**WORK TO COMPLETE**
Any pictures in the records below should be skipped; write out everything else exactly.

**GIVEN DATA**
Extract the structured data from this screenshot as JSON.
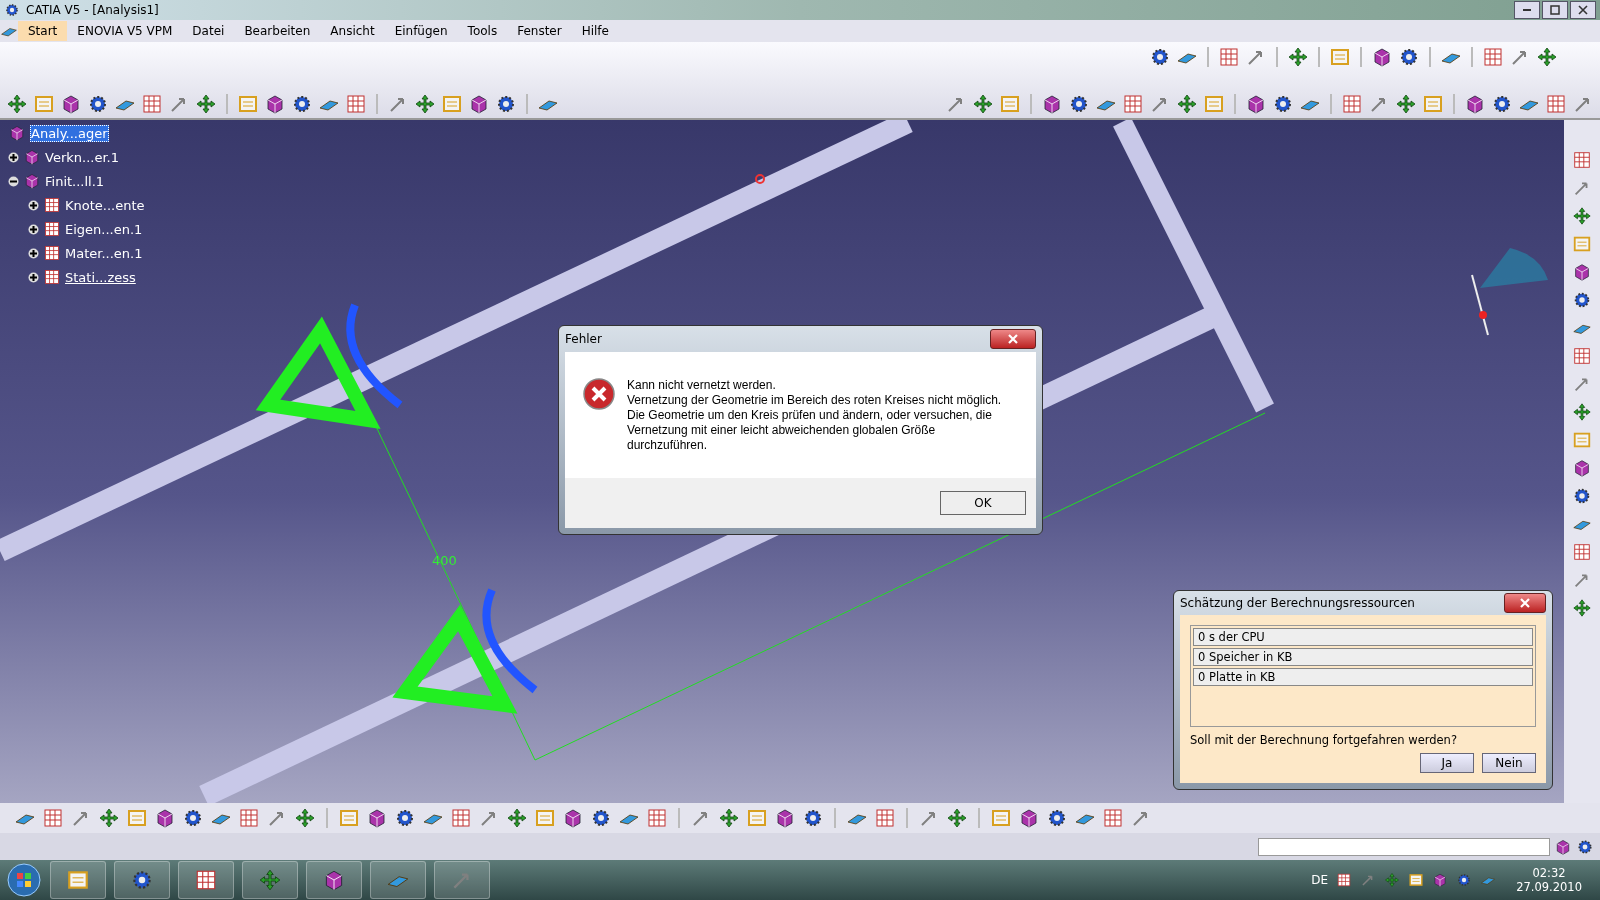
{
  "window": {
    "title": "CATIA V5 - [Analysis1]"
  },
  "menu": [
    {
      "label": "Start",
      "selected": true
    },
    {
      "label": "ENOVIA V5 VPM",
      "selected": false
    },
    {
      "label": "Datei",
      "selected": false
    },
    {
      "label": "Bearbeiten",
      "selected": false
    },
    {
      "label": "Ansicht",
      "selected": false
    },
    {
      "label": "Einfügen",
      "selected": false
    },
    {
      "label": "Tools",
      "selected": false
    },
    {
      "label": "Fenster",
      "selected": false
    },
    {
      "label": "Hilfe",
      "selected": false
    }
  ],
  "tree": {
    "root": {
      "label": "Analy...ager",
      "selected": true
    },
    "items": [
      {
        "label": "Verkn...er.1",
        "expanded": false,
        "active": false
      },
      {
        "label": "Finit...ll.1",
        "expanded": true,
        "active": false,
        "children": [
          {
            "label": "Knote...ente",
            "expanded": false,
            "active": false
          },
          {
            "label": "Eigen...en.1",
            "expanded": false,
            "active": false
          },
          {
            "label": "Mater...en.1",
            "expanded": false,
            "active": false
          },
          {
            "label": "Stati...zess",
            "expanded": false,
            "active": true
          }
        ]
      }
    ]
  },
  "viewport": {
    "dimension_label": "400"
  },
  "error_dialog": {
    "title": "Fehler",
    "message": [
      "Kann nicht vernetzt werden.",
      "Vernetzung der Geometrie im Bereich des roten Kreises nicht möglich.",
      "Die Geometrie um den Kreis prüfen und ändern, oder versuchen, die",
      "Vernetzung mit einer leicht abweichenden globalen Größe",
      "durchzuführen."
    ],
    "button": "OK"
  },
  "resource_dialog": {
    "title": "Schätzung der Berechnungsressourcen",
    "rows": [
      "0 s der CPU",
      "0 Speicher in KB",
      "0 Platte in KB"
    ],
    "question": "Soll mit der Berechnung fortgefahren werden?",
    "buttons": [
      "Ja",
      "Nein"
    ]
  },
  "taskbar": {
    "language": "DE",
    "time": "02:32",
    "date": "27.09.2010"
  }
}
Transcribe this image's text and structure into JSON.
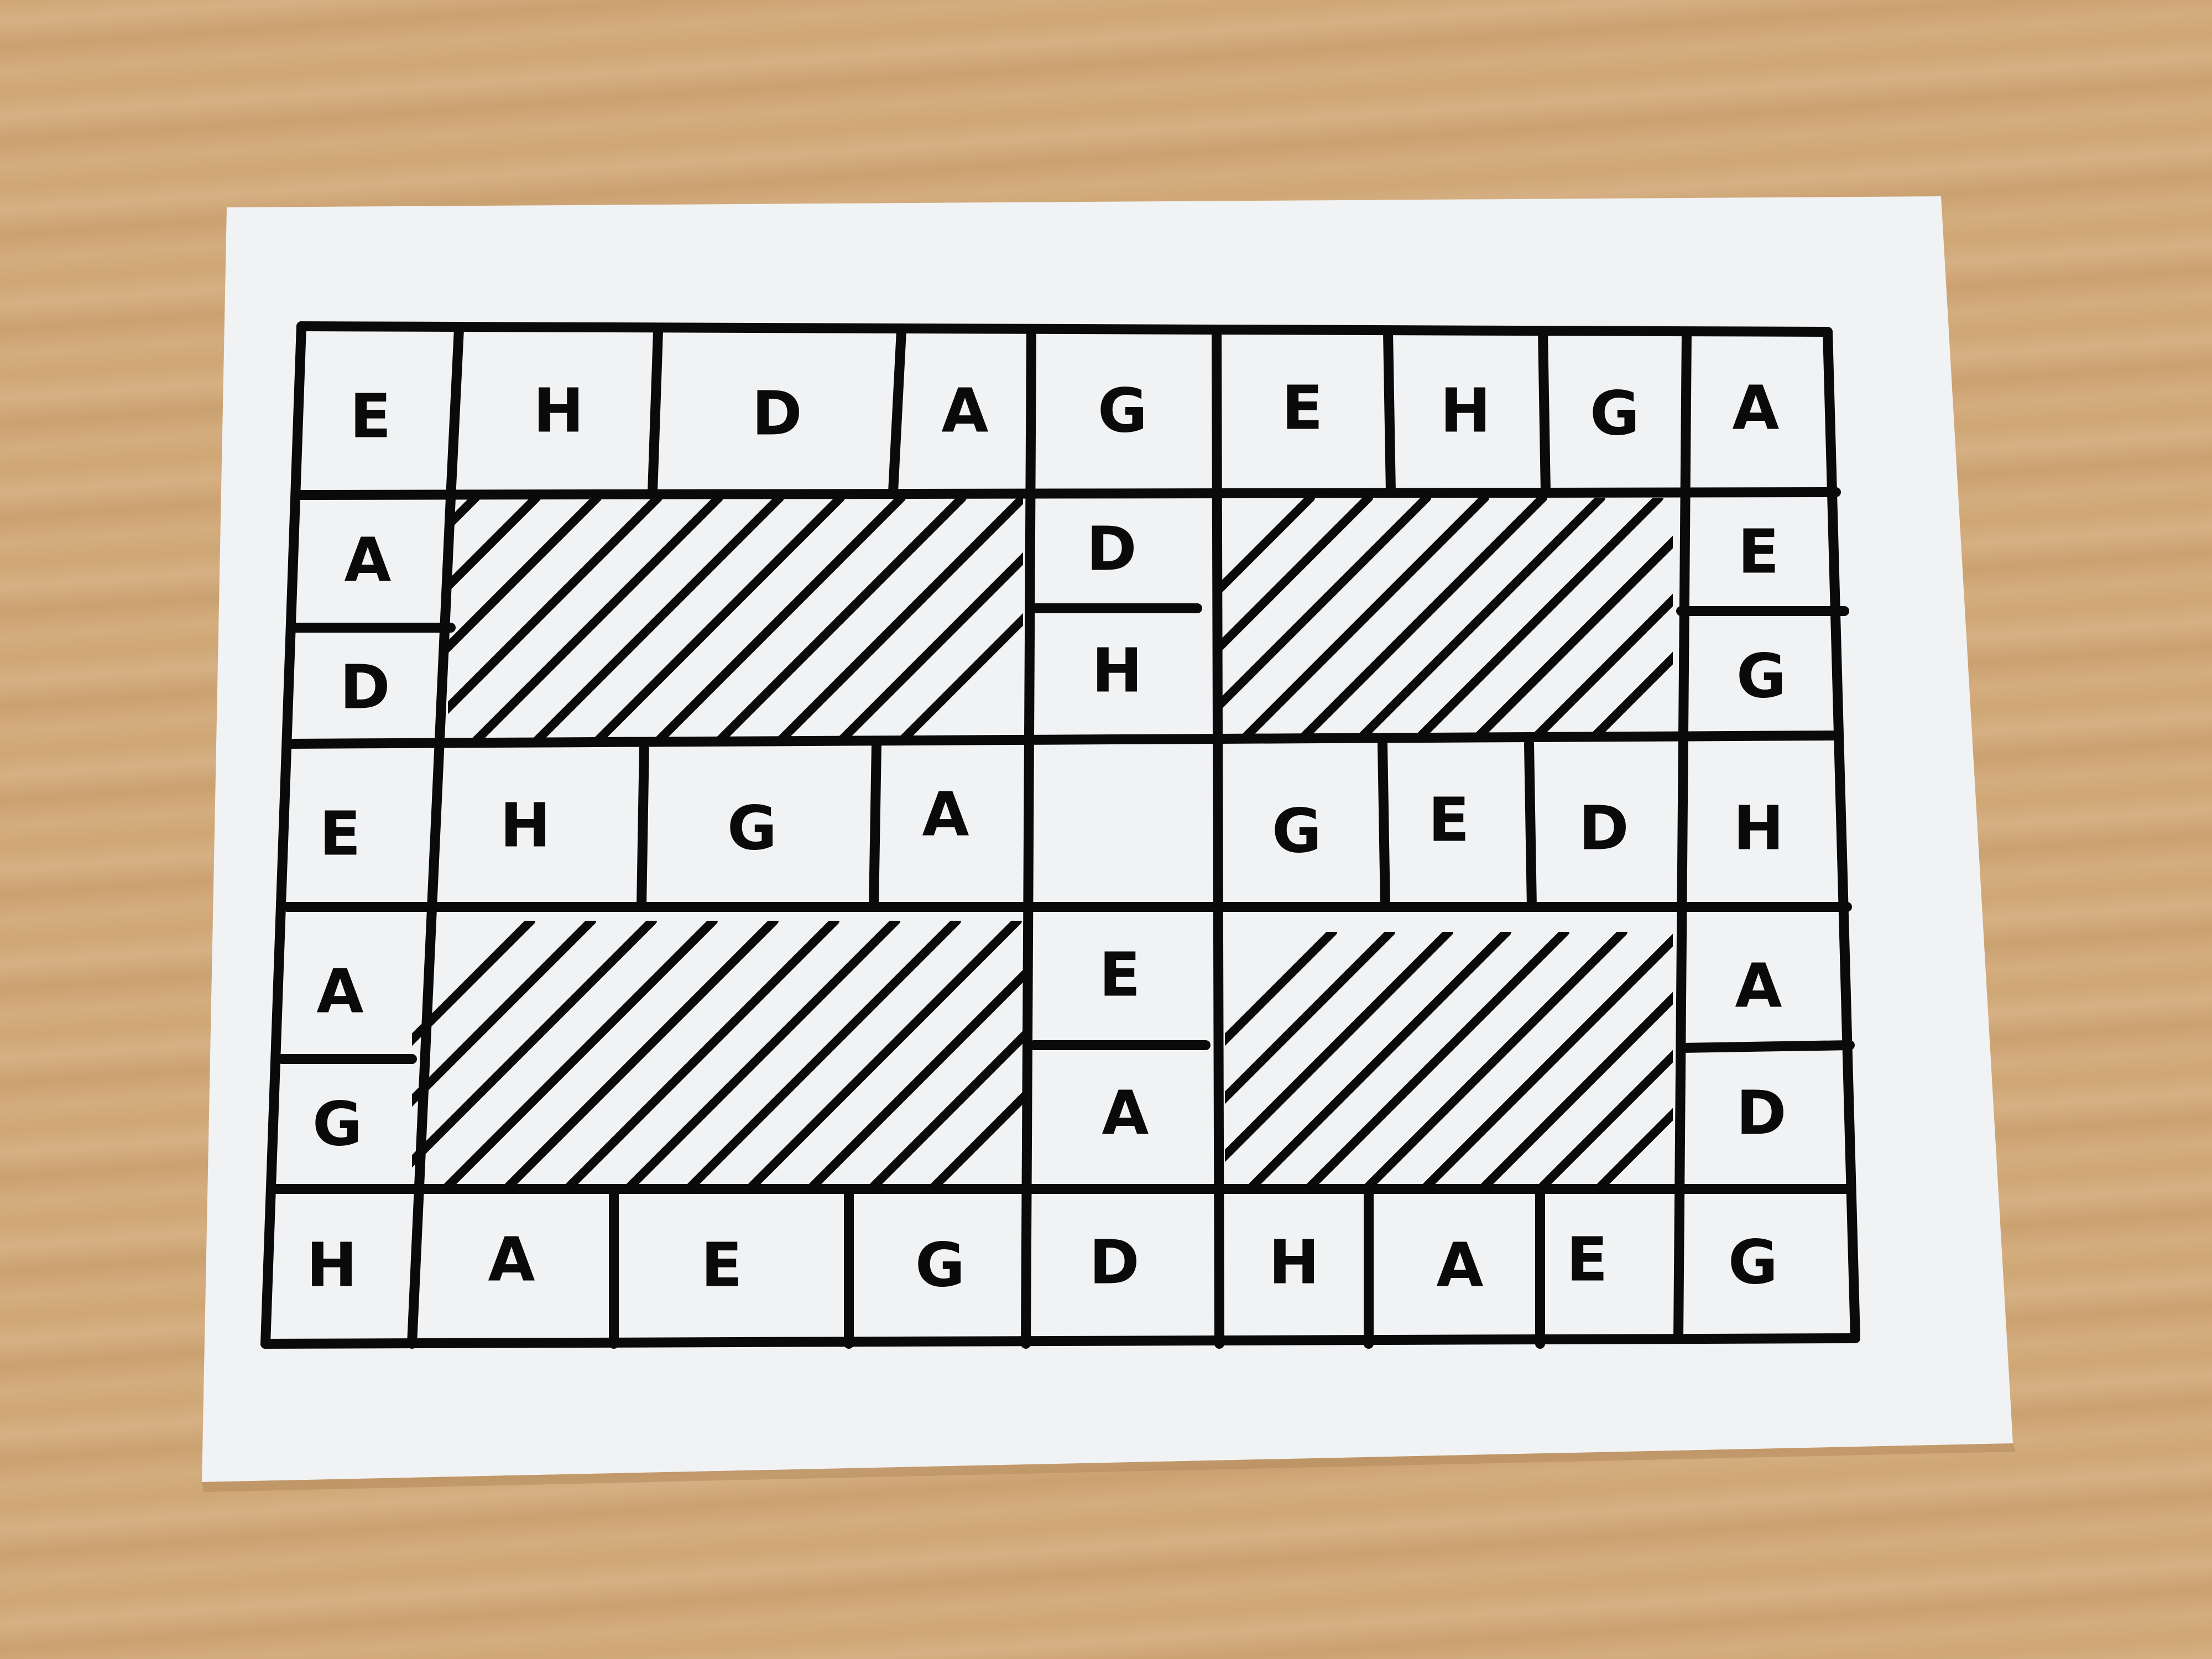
{
  "board": {
    "row1": [
      "E",
      "H",
      "D",
      "A",
      "G",
      "E",
      "H",
      "G",
      "A"
    ],
    "left_column": [
      "A",
      "D",
      "E",
      "A",
      "G"
    ],
    "right_column": [
      "E",
      "G",
      "H",
      "A",
      "D"
    ],
    "row4_left": [
      "H",
      "G",
      "A"
    ],
    "row4_right": [
      "G",
      "E",
      "D"
    ],
    "center_upper": [
      "D",
      "H"
    ],
    "center_lower": [
      "E",
      "A"
    ],
    "row7": [
      "H",
      "A",
      "E",
      "G",
      "D",
      "H",
      "A",
      "E",
      "G"
    ]
  },
  "colors": {
    "table": "#d1aa7a",
    "paper": "#f1f2f4",
    "ink": "#0a0a0a"
  }
}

**ANSWER BELOW**
Extract the structured data from this screenshot as JSON.
{
  "window": {
    "title": "CATIA V5 - [Analysis1]"
  },
  "menu": [
    {
      "label": "Start",
      "selected": true
    },
    {
      "label": "ENOVIA V5 VPM",
      "selected": false
    },
    {
      "label": "Datei",
      "selected": false
    },
    {
      "label": "Bearbeiten",
      "selected": false
    },
    {
      "label": "Ansicht",
      "selected": false
    },
    {
      "label": "Einfügen",
      "selected": false
    },
    {
      "label": "Tools",
      "selected": false
    },
    {
      "label": "Fenster",
      "selected": false
    },
    {
      "label": "Hilfe",
      "selected": false
    }
  ],
  "tree": {
    "root": {
      "label": "Analy...ager",
      "selected": true
    },
    "items": [
      {
        "label": "Verkn...er.1",
        "expanded": false,
        "active": false
      },
      {
        "label": "Finit...ll.1",
        "expanded": true,
        "active": false,
        "children": [
          {
            "label": "Knote...ente",
            "expanded": false,
            "active": false
          },
          {
            "label": "Eigen...en.1",
            "expanded": false,
            "active": false
          },
          {
            "label": "Mater...en.1",
            "expanded": false,
            "active": false
          },
          {
            "label": "Stati...zess",
            "expanded": false,
            "active": true
          }
        ]
      }
    ]
  },
  "viewport": {
    "dimension_label": "400"
  },
  "error_dialog": {
    "title": "Fehler",
    "message": [
      "Kann nicht vernetzt werden.",
      "Vernetzung der Geometrie im Bereich des roten Kreises nicht möglich.",
      "Die Geometrie um den Kreis prüfen und ändern, oder versuchen, die",
      "Vernetzung mit einer leicht abweichenden globalen Größe",
      "durchzuführen."
    ],
    "button": "OK"
  },
  "resource_dialog": {
    "title": "Schätzung der Berechnungsressourcen",
    "rows": [
      "0 s der CPU",
      "0 Speicher in KB",
      "0 Platte in KB"
    ],
    "question": "Soll mit der Berechnung fortgefahren werden?",
    "buttons": [
      "Ja",
      "Nein"
    ]
  },
  "taskbar": {
    "language": "DE",
    "time": "02:32",
    "date": "27.09.2010"
  }
}
Transcribe this image's text and structure into JSON.
{
  "board": {
    "row1": [
      "E",
      "H",
      "D",
      "A",
      "G",
      "E",
      "H",
      "G",
      "A"
    ],
    "left_column": [
      "A",
      "D",
      "E",
      "A",
      "G"
    ],
    "right_column": [
      "E",
      "G",
      "H",
      "A",
      "D"
    ],
    "row4_left": [
      "H",
      "G",
      "A"
    ],
    "row4_right": [
      "G",
      "E",
      "D"
    ],
    "center_upper": [
      "D",
      "H"
    ],
    "center_lower": [
      "E",
      "A"
    ],
    "row7": [
      "H",
      "A",
      "E",
      "G",
      "D",
      "H",
      "A",
      "E",
      "G"
    ]
  },
  "colors": {
    "table": "#d1aa7a",
    "paper": "#f1f2f4",
    "ink": "#0a0a0a"
  }
}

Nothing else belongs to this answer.